= Do this =
Return every entry exactly as written.

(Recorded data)

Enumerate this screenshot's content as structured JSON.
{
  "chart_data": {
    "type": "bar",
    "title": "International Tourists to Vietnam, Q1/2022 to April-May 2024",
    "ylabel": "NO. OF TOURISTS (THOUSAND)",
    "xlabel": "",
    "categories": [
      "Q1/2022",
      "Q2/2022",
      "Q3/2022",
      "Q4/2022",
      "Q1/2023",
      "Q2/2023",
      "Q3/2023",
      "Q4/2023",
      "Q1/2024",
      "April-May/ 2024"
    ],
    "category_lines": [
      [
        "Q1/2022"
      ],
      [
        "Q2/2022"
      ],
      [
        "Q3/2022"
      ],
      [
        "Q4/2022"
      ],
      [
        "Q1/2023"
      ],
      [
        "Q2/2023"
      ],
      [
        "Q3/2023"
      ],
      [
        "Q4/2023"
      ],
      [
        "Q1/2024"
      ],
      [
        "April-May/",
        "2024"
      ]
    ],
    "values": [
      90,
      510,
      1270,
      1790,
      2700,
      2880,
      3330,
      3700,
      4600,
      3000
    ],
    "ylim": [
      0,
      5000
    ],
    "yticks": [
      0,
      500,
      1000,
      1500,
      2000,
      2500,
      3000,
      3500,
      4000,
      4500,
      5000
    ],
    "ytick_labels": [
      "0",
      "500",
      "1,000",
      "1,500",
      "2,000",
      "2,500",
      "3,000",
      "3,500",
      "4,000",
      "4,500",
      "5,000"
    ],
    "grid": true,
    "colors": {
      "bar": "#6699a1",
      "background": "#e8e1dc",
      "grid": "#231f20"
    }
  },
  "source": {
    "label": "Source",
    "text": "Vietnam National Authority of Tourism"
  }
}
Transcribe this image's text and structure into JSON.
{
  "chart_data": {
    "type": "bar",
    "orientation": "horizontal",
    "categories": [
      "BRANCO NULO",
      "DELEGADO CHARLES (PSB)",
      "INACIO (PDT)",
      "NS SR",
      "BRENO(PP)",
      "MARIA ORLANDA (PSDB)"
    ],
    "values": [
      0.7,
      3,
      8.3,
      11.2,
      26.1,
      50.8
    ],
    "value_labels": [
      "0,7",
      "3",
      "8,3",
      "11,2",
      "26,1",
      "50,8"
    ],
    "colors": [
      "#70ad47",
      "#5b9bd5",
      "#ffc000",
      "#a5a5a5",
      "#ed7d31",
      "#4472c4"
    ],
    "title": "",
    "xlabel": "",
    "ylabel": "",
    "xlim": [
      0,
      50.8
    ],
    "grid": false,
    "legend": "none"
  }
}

= Result of the task =
Enumerate this screenshot's content as structured JSON.
{
  "chart_data": {
    "type": "bar",
    "title": "International Tourists to Vietnam, Q1/2022 to April-May 2024",
    "ylabel": "NO. OF TOURISTS (THOUSAND)",
    "xlabel": "",
    "categories": [
      "Q1/2022",
      "Q2/2022",
      "Q3/2022",
      "Q4/2022",
      "Q1/2023",
      "Q2/2023",
      "Q3/2023",
      "Q4/2023",
      "Q1/2024",
      "April-May/ 2024"
    ],
    "category_lines": [
      [
        "Q1/2022"
      ],
      [
        "Q2/2022"
      ],
      [
        "Q3/2022"
      ],
      [
        "Q4/2022"
      ],
      [
        "Q1/2023"
      ],
      [
        "Q2/2023"
      ],
      [
        "Q3/2023"
      ],
      [
        "Q4/2023"
      ],
      [
        "Q1/2024"
      ],
      [
        "April-May/",
        "2024"
      ]
    ],
    "values": [
      90,
      510,
      1270,
      1790,
      2700,
      2880,
      3330,
      3700,
      4600,
      3000
    ],
    "ylim": [
      0,
      5000
    ],
    "yticks": [
      0,
      500,
      1000,
      1500,
      2000,
      2500,
      3000,
      3500,
      4000,
      4500,
      5000
    ],
    "ytick_labels": [
      "0",
      "500",
      "1,000",
      "1,500",
      "2,000",
      "2,500",
      "3,000",
      "3,500",
      "4,000",
      "4,500",
      "5,000"
    ],
    "grid": true,
    "colors": {
      "bar": "#6699a1",
      "background": "#e8e1dc",
      "grid": "#231f20"
    }
  },
  "source": {
    "label": "Source",
    "text": "Vietnam National Authority of Tourism"
  }
}
Transcribe this image's text and structure into JSON.
{
  "chart_data": {
    "type": "bar",
    "orientation": "horizontal",
    "categories": [
      "BRANCO NULO",
      "DELEGADO CHARLES (PSB)",
      "INACIO (PDT)",
      "NS SR",
      "BRENO(PP)",
      "MARIA ORLANDA (PSDB)"
    ],
    "values": [
      0.7,
      3,
      8.3,
      11.2,
      26.1,
      50.8
    ],
    "value_labels": [
      "0,7",
      "3",
      "8,3",
      "11,2",
      "26,1",
      "50,8"
    ],
    "colors": [
      "#70ad47",
      "#5b9bd5",
      "#ffc000",
      "#a5a5a5",
      "#ed7d31",
      "#4472c4"
    ],
    "title": "",
    "xlabel": "",
    "ylabel": "",
    "xlim": [
      0,
      50.8
    ],
    "grid": false,
    "legend": "none"
  }
}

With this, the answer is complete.